Directions for this task
Pick up the piece on BAA's airports after Heathrow Terminal 5 where it stops, and continue it.

Document extract
-- Opening Marker --

You’d be forgiven for thinking that you’ve read and heard enough about BAA recently. Since joining BAA as CEO in the week of the Heathrow Terminal 5 (T5) opening, we’ve been on the front page more often than we would have liked.

We want to work with peoplewho shareourexcitement indeveloping airports that willdelight150M passengers a year

Colin Matthews

A few months on, there are no headlines to say “T5 running is well”, although I’m pleased to say that is now very much the case. I hope also that many NCE readers will have travelled through T5 as a passenger and found the experience to be refreshingly hassle-free.

With T5 now running as it should be, we can start to learn the lessons of what went wrong on day one. What seems clear already is that while we managed very successfully the construction process – diverting rivers, extending transport services, building two stunning new terminal buildings with world class baggage and support systems – we did not deliver on some final aspects of integration into operations with our airline customers. And when those aspects result in a misdirected bag, that very quickly becomes a major issue for our passengers.

In the future, BAA has to earn a reputation for flawless planning and delivery in every respect. We need to get the little things right, as well as the breathtaking super achievements. The purpose of this publication is to look beyond T5 at how we will transform our airports with very close attention to the needs of passengers and airlines at all stages of the process from design to delivery.

BAA will only succeed if we can make our airline customers and passengers happy. Over the next five years, BAA will spend over £6bn on our capital investment programme. As a regulated industry, much of this expenditure – at Heathrow, Gatwick and Stansted – is a firm commitment that we have made to the Civil Aviation Authority, based on constructive engagement with our airline customers.

-- Closing Marker --

(Document layout detection data)

-- Opening Marker --

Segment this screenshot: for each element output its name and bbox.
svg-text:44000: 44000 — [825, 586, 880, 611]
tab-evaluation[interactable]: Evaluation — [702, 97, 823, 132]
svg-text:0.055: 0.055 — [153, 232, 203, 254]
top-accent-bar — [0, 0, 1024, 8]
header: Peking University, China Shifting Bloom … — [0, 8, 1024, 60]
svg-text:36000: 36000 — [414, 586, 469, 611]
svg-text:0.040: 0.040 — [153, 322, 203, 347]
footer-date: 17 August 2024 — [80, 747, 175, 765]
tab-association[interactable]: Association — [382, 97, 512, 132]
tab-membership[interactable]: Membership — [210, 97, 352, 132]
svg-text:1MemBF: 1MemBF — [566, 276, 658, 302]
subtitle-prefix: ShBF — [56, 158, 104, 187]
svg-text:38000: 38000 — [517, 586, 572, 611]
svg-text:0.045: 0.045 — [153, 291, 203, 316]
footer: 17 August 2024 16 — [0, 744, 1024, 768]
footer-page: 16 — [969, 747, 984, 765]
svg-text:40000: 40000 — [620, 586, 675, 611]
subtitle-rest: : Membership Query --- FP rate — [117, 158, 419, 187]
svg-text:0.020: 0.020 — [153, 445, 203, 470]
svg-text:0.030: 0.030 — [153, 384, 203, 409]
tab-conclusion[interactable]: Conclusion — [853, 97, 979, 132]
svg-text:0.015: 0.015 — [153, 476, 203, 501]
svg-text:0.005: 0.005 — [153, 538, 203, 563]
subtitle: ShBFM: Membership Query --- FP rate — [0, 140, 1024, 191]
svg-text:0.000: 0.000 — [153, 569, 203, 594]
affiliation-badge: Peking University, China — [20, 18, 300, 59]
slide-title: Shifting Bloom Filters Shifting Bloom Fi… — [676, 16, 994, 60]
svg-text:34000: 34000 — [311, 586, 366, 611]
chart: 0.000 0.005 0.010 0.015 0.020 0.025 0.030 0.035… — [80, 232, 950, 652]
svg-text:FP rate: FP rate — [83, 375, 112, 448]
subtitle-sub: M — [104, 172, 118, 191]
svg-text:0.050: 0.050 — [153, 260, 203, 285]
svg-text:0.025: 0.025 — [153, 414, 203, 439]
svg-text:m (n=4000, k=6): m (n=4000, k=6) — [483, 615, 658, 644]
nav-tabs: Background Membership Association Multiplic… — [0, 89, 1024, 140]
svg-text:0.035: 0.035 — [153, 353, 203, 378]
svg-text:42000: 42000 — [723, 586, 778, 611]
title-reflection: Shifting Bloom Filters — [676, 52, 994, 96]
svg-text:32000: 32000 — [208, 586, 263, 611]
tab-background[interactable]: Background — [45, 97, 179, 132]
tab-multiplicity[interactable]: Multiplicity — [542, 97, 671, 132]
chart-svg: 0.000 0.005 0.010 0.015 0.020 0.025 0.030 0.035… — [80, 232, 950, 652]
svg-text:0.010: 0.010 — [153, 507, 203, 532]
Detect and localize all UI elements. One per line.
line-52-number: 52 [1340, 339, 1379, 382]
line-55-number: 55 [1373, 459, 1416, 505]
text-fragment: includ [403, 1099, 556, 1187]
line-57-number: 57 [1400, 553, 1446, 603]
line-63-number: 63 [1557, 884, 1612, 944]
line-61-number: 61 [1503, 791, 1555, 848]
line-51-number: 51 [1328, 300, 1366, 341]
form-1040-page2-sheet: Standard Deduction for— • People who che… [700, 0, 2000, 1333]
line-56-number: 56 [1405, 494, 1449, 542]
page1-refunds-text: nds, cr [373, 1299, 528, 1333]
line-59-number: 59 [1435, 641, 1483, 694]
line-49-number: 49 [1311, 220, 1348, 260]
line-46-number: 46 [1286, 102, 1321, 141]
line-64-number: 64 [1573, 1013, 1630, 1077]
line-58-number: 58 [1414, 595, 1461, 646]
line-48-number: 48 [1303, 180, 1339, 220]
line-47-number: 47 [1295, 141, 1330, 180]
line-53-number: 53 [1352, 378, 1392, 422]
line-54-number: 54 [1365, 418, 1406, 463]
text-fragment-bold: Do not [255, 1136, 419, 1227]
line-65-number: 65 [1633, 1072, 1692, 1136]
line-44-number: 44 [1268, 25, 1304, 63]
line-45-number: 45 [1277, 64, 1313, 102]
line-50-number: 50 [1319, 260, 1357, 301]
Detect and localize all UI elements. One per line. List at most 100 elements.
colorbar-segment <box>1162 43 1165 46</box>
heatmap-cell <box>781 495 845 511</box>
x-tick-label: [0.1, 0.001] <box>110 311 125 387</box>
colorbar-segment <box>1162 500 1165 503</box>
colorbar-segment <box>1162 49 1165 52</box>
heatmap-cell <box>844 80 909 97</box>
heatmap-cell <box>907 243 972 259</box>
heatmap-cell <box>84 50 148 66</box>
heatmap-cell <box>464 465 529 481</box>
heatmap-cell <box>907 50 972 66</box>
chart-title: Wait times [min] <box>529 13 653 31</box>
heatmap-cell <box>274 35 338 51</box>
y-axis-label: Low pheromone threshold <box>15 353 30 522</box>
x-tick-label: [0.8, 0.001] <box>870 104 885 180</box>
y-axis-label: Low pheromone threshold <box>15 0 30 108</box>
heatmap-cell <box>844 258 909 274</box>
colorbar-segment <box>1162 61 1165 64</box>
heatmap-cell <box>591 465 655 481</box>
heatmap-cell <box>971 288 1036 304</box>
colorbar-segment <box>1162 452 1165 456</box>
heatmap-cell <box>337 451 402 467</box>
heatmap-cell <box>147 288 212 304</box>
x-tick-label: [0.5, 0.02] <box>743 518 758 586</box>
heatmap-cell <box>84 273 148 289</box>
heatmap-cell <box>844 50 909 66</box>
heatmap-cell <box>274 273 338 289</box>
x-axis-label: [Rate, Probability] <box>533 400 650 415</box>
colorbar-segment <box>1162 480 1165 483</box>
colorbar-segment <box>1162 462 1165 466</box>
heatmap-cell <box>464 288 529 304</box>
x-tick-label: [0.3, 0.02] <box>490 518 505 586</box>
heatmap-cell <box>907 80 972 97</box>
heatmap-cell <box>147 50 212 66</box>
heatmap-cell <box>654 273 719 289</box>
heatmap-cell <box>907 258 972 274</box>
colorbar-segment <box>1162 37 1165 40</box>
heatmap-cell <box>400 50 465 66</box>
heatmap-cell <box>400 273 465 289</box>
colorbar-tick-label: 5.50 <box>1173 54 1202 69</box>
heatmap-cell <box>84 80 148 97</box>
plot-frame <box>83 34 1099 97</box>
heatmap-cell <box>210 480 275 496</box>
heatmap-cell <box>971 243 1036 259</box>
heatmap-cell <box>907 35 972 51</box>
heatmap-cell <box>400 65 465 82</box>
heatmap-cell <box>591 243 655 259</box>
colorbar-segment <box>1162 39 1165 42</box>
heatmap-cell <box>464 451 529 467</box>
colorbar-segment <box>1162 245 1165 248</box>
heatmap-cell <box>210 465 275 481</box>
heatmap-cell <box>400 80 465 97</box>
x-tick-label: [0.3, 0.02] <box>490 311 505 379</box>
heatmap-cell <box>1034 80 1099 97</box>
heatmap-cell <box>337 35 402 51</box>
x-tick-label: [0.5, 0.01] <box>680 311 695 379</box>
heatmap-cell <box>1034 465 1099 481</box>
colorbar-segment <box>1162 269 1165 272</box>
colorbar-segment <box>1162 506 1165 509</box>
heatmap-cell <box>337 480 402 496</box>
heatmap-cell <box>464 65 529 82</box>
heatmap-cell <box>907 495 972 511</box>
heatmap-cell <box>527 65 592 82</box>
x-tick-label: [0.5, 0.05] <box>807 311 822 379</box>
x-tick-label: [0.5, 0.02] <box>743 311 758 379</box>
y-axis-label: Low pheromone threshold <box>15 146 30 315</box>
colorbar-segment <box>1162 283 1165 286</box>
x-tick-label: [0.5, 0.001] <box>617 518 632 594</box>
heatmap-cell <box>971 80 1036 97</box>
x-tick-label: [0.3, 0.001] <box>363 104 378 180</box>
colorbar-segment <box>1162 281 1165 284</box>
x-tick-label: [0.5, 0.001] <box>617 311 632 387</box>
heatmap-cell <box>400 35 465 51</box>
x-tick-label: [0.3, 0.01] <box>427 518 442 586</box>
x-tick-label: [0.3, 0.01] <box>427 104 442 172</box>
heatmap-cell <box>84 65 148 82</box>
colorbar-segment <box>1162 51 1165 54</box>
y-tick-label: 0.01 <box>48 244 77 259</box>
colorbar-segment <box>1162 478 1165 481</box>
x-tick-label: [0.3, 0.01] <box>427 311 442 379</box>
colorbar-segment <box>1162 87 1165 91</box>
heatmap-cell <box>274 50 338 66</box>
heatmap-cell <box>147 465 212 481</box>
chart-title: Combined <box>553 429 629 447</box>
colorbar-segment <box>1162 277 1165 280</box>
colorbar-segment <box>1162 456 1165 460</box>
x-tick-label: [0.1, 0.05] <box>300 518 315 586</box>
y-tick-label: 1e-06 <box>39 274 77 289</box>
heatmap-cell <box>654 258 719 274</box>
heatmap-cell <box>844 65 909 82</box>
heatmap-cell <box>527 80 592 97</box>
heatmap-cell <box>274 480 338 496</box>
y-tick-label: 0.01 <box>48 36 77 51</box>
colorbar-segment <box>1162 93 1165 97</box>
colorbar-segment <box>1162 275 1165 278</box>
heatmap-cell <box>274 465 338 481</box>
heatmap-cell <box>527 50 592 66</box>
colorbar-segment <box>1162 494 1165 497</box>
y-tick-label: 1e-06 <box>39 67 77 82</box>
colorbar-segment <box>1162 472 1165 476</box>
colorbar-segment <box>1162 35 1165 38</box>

-- Closing Marker --

Result of this exercise
Heathrow is a priority, due to its importance to the economy and national infrastructure. Over the next few years almost the entire airport will be rebuilt, refurbished or redesigned to the standard of T5. This includes a hugely complex development in which the existing T2 and the Queen’s Building will be replaced by a superb new Heathrow East terminal. All of this is to be delivered within the confines of the world’s busiest airport, without affecting its operations.

Yet, our ambition is not limited to Heathrow. We have exciting programmes at all our airports, ranging in scope from a large number of small yet significant projects to some very major programmes at Gatwick and Stansted.

What unites all of our capital programmes is the vital need to improve the experience of passengers, underpinned by an absolute commitment to quality and standards.

When I began my career as an engineer in the British automotive industry, there was a prevailing view that we could not afford to deliver high quality. But the lesson of time is that actually the UK automotive industry could not afford to deliver low quality. This experience, I am certain, applies perfectly to airports.

The cost of fixing the damage done by poor standards is very high, while high standards lead to lower costs. In the process of selecting companies to become our next generation of framework suppliers, we have rigorously sought those who share our aim for the highest quality, health and safety, sustainability and efficiency.

We want to work with people who share our excitement in developing airports that will delight the 150M passengers who use our airports every year. I hope that this publication will help us to attract the best people to work on our programmes. Our passengers deserve nothing less.